Each line holding the word "Opacity" counts once; give the total and nothing more.

----- Provided material -----

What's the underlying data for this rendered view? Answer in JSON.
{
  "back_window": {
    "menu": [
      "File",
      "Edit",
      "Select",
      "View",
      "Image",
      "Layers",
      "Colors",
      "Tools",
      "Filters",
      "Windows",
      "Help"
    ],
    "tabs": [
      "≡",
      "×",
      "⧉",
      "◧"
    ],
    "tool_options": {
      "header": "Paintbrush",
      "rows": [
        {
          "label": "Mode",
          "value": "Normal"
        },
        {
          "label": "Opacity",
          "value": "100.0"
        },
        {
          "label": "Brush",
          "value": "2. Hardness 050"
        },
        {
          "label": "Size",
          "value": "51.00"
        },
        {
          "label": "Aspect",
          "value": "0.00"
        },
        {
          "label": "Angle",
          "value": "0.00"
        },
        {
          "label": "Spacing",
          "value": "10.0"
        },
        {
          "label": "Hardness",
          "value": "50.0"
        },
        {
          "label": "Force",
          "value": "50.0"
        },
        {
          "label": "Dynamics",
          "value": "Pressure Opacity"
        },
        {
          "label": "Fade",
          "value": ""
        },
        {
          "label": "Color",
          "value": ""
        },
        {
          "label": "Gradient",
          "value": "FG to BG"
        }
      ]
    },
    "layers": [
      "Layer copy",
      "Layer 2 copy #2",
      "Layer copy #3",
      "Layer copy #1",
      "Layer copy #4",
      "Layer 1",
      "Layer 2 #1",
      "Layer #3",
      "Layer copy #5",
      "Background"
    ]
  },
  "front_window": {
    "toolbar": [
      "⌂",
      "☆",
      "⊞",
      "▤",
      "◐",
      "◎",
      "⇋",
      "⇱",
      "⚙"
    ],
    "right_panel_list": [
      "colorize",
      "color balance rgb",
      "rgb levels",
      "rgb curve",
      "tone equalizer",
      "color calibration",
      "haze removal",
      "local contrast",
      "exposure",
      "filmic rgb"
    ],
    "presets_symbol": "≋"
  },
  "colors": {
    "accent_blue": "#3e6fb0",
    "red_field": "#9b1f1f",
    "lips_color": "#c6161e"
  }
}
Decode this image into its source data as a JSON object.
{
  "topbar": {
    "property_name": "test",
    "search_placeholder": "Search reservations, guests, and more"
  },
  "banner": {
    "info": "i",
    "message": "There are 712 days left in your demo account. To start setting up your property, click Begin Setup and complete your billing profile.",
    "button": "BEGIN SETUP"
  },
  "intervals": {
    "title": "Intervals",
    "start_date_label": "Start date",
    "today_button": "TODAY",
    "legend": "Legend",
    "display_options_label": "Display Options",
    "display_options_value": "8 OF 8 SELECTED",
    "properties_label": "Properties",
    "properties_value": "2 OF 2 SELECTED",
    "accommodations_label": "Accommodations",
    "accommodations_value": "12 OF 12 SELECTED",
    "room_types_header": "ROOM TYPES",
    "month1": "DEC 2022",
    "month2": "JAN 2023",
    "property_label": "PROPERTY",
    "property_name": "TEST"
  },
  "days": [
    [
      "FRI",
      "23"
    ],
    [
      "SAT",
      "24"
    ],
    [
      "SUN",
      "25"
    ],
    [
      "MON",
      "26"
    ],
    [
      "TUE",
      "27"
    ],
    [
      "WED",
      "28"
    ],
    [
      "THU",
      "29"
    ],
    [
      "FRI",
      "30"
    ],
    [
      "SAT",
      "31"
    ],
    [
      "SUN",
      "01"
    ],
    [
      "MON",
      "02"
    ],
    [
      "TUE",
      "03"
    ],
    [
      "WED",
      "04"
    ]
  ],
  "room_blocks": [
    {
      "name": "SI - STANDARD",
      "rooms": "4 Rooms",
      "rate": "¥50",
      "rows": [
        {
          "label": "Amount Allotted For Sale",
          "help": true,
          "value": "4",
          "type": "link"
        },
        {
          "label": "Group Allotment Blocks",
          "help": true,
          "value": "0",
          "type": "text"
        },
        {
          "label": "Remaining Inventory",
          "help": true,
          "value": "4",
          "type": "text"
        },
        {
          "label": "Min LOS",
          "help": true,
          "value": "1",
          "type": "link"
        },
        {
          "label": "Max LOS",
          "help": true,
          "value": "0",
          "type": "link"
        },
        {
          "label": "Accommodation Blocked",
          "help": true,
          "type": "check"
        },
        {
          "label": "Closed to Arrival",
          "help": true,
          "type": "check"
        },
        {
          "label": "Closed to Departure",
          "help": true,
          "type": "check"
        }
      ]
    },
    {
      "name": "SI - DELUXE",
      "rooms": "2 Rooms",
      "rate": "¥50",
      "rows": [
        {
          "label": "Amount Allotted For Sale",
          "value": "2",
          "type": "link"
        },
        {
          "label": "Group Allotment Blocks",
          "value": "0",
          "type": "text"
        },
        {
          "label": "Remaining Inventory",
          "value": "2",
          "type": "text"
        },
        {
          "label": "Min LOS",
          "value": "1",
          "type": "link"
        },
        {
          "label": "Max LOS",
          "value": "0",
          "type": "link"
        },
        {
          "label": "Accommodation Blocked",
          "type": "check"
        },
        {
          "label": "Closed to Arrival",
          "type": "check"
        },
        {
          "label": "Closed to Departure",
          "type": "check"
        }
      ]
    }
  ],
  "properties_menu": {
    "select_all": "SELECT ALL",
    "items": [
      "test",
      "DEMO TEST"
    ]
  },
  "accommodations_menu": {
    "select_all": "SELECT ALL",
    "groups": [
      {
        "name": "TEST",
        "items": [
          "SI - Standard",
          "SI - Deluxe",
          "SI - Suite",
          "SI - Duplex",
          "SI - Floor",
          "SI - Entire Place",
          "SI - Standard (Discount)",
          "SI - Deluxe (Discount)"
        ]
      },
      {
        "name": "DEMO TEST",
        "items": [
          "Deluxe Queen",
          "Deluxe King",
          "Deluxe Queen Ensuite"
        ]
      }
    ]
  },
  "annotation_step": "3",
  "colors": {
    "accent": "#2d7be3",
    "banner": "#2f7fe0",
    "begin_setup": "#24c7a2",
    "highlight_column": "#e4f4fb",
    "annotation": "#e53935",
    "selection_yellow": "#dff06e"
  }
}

-----

> **Result of this exercise**:
2